**Problem details:**
From the records below, copy every line that contains the word "show".

Part of a data file

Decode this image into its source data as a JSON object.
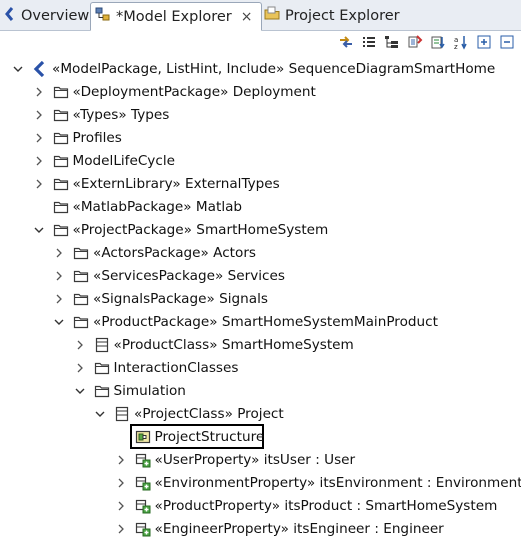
{
  "tabs": [
    {
      "label": "Overview",
      "icon": "overview-icon"
    },
    {
      "label": "*Model Explorer",
      "icon": "model-explorer-icon",
      "close": "×"
    },
    {
      "label": "Project Explorer",
      "icon": "project-explorer-icon"
    }
  ],
  "toolbar": [
    {
      "name": "link-with-editor-icon"
    },
    {
      "name": "show-list-icon"
    },
    {
      "name": "show-tree-icon"
    },
    {
      "name": "filter-icon"
    },
    {
      "name": "view-menu-icon"
    },
    {
      "name": "sort-alphabetical-icon"
    },
    {
      "name": "expand-all-icon"
    },
    {
      "name": "collapse-all-icon"
    }
  ],
  "tree": [
    {
      "label": "«ModelPackage, ListHint, Include» SequenceDiagramSmartHome",
      "icon": "model-icon",
      "depth": 0,
      "twisty": "expanded"
    },
    {
      "label": "«DeploymentPackage» Deployment",
      "icon": "folder-icon",
      "depth": 1,
      "twisty": "collapsed"
    },
    {
      "label": "«Types» Types",
      "icon": "folder-icon",
      "depth": 1,
      "twisty": "collapsed"
    },
    {
      "label": "Profiles",
      "icon": "folder-icon",
      "depth": 1,
      "twisty": "collapsed"
    },
    {
      "label": "ModelLifeCycle",
      "icon": "folder-icon",
      "depth": 1,
      "twisty": "collapsed"
    },
    {
      "label": "«ExternLibrary» ExternalTypes",
      "icon": "folder-icon",
      "depth": 1,
      "twisty": "collapsed"
    },
    {
      "label": "«MatlabPackage» Matlab",
      "icon": "folder-icon",
      "depth": 1,
      "twisty": "none"
    },
    {
      "label": "«ProjectPackage» SmartHomeSystem",
      "icon": "folder-icon",
      "depth": 1,
      "twisty": "expanded"
    },
    {
      "label": "«ActorsPackage» Actors",
      "icon": "folder-icon",
      "depth": 2,
      "twisty": "collapsed"
    },
    {
      "label": "«ServicesPackage» Services",
      "icon": "folder-icon",
      "depth": 2,
      "twisty": "collapsed"
    },
    {
      "label": "«SignalsPackage» Signals",
      "icon": "folder-icon",
      "depth": 2,
      "twisty": "collapsed"
    },
    {
      "label": "«ProductPackage» SmartHomeSystemMainProduct",
      "icon": "folder-icon",
      "depth": 2,
      "twisty": "expanded"
    },
    {
      "label": "«ProductClass» SmartHomeSystem",
      "icon": "class-icon",
      "depth": 3,
      "twisty": "collapsed"
    },
    {
      "label": "InteractionClasses",
      "icon": "folder-icon",
      "depth": 3,
      "twisty": "collapsed"
    },
    {
      "label": "Simulation",
      "icon": "folder-icon",
      "depth": 3,
      "twisty": "expanded"
    },
    {
      "label": "«ProjectClass» Project",
      "icon": "class-icon",
      "depth": 4,
      "twisty": "expanded"
    },
    {
      "label": "ProjectStructure",
      "icon": "structure-diagram-icon",
      "depth": 5,
      "twisty": "none",
      "selected": true
    },
    {
      "label": "«UserProperty» itsUser : User",
      "icon": "property-icon",
      "depth": 5,
      "twisty": "collapsed"
    },
    {
      "label": "«EnvironmentProperty» itsEnvironment : Environment",
      "icon": "property-icon",
      "depth": 5,
      "twisty": "collapsed"
    },
    {
      "label": "«ProductProperty» itsProduct : SmartHomeSystem",
      "icon": "property-icon",
      "depth": 5,
      "twisty": "collapsed"
    },
    {
      "label": "«EngineerProperty» itsEngineer : Engineer",
      "icon": "property-icon",
      "depth": 5,
      "twisty": "collapsed"
    }
  ],
  "colors": {
    "tabbar": "#e9edf3",
    "folder": "#3a3a3a",
    "selection_border": "#000000"
  }
}
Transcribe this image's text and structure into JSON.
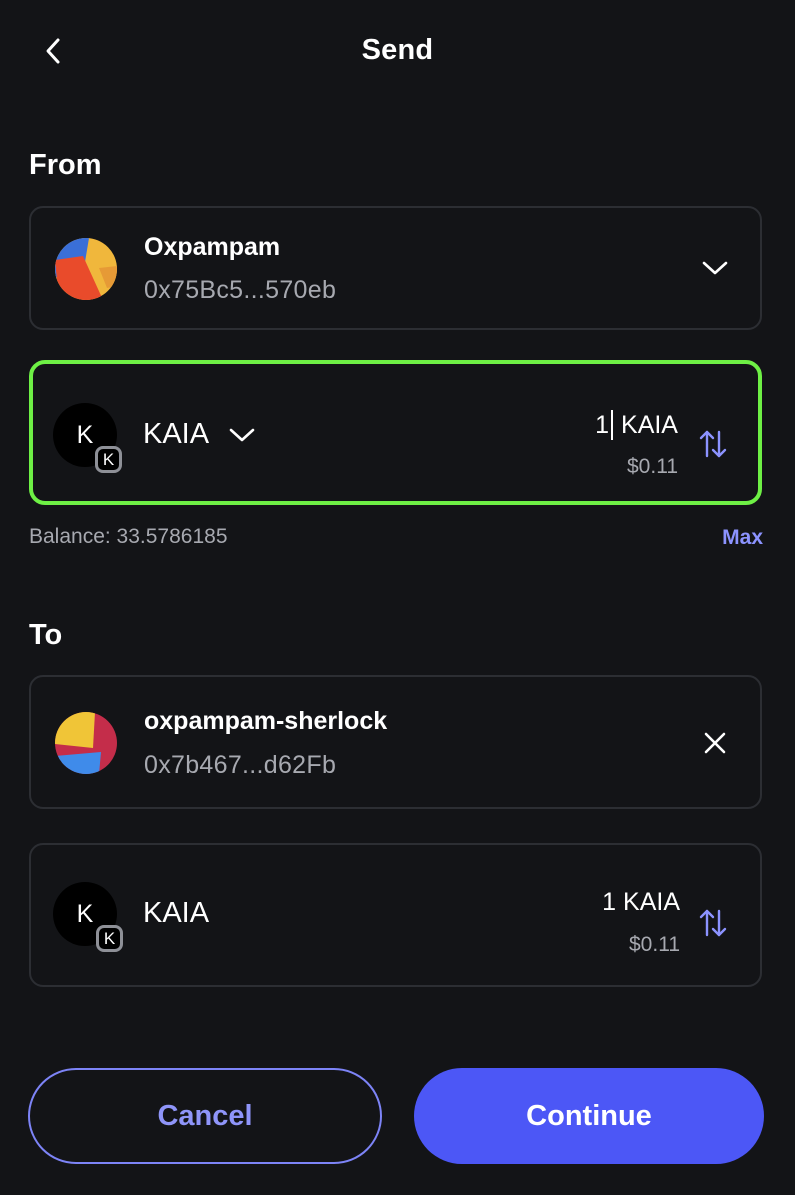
{
  "header": {
    "title": "Send",
    "back_icon": "chevron-left-icon"
  },
  "from": {
    "label": "From",
    "account": {
      "name": "Oxpampam",
      "address": "0x75Bc5...570eb",
      "dropdown_icon": "chevron-down-icon"
    },
    "token": {
      "logo_letter": "K",
      "badge_letter": "K",
      "symbol": "KAIA",
      "amount_value": "1",
      "amount_unit": "KAIA",
      "usd_value": "$0.11",
      "swap_icon": "swap-arrows-icon"
    },
    "balance": "Balance: 33.5786185",
    "max_label": "Max"
  },
  "to": {
    "label": "To",
    "account": {
      "name": "oxpampam-sherlock",
      "address": "0x7b467...d62Fb",
      "clear_icon": "close-icon"
    },
    "token": {
      "logo_letter": "K",
      "badge_letter": "K",
      "symbol": "KAIA",
      "amount": "1 KAIA",
      "usd_value": "$0.11",
      "swap_icon": "swap-arrows-icon"
    }
  },
  "actions": {
    "cancel_label": "Cancel",
    "continue_label": "Continue"
  },
  "colors": {
    "background": "#131417",
    "card_border": "#2c2e33",
    "focus_border": "#6ef045",
    "accent": "#4c57f6",
    "accent_text": "#8c93ff",
    "secondary_text": "#a7a9b0"
  }
}
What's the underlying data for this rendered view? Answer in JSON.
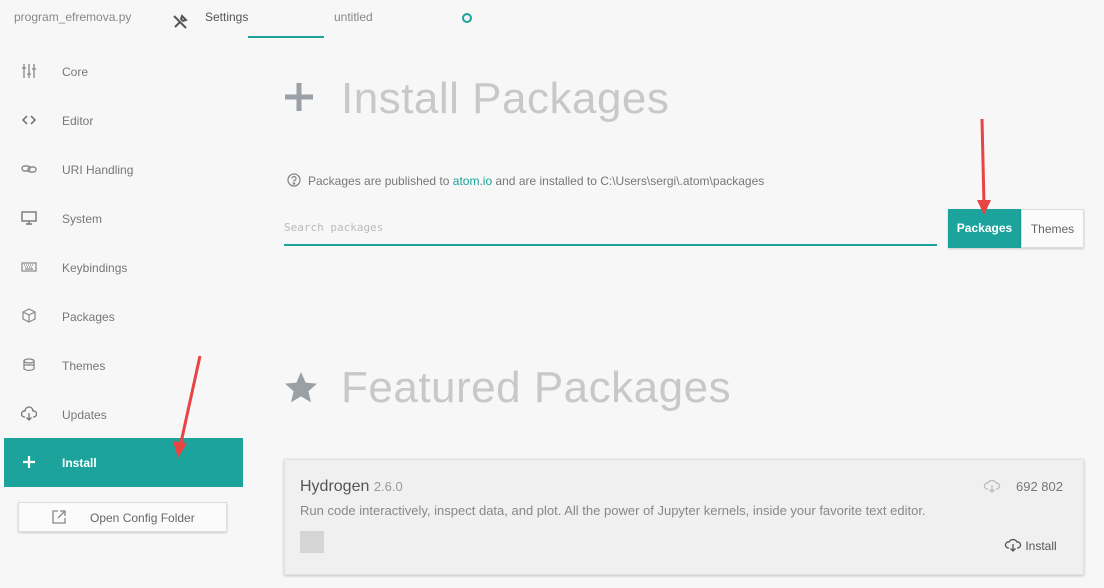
{
  "tabs": [
    {
      "label": "program_efremova.py"
    },
    {
      "label": "Settings"
    },
    {
      "label": "untitled"
    }
  ],
  "sidebar": {
    "items": [
      {
        "label": "Core",
        "icon": "sliders-icon"
      },
      {
        "label": "Editor",
        "icon": "code-icon"
      },
      {
        "label": "URI Handling",
        "icon": "link-icon"
      },
      {
        "label": "System",
        "icon": "monitor-icon"
      },
      {
        "label": "Keybindings",
        "icon": "keyboard-icon"
      },
      {
        "label": "Packages",
        "icon": "package-icon"
      },
      {
        "label": "Themes",
        "icon": "paintcan-icon"
      },
      {
        "label": "Updates",
        "icon": "cloud-download-icon"
      },
      {
        "label": "Install",
        "icon": "plus-icon"
      }
    ],
    "open_config_label": "Open Config Folder"
  },
  "install": {
    "title": "Install Packages",
    "hint_prefix": "Packages are published to ",
    "hint_link": "atom.io",
    "hint_suffix": " and are installed to C:\\Users\\sergi\\.atom\\packages",
    "search_placeholder": "Search packages",
    "toggle": {
      "packages": "Packages",
      "themes": "Themes"
    }
  },
  "featured": {
    "title": "Featured Packages",
    "packages": [
      {
        "name": "Hydrogen",
        "version": "2.6.0",
        "description": "Run code interactively, inspect data, and plot. All the power of Jupyter kernels, inside your favorite text editor.",
        "downloads": "692 802",
        "install_label": "Install"
      }
    ]
  },
  "colors": {
    "accent": "#1ba39c",
    "annotation_arrow": "#e84444"
  }
}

**Exercise answer:**
      "name": "show-list-icon"
      "name": "show-tree-icon"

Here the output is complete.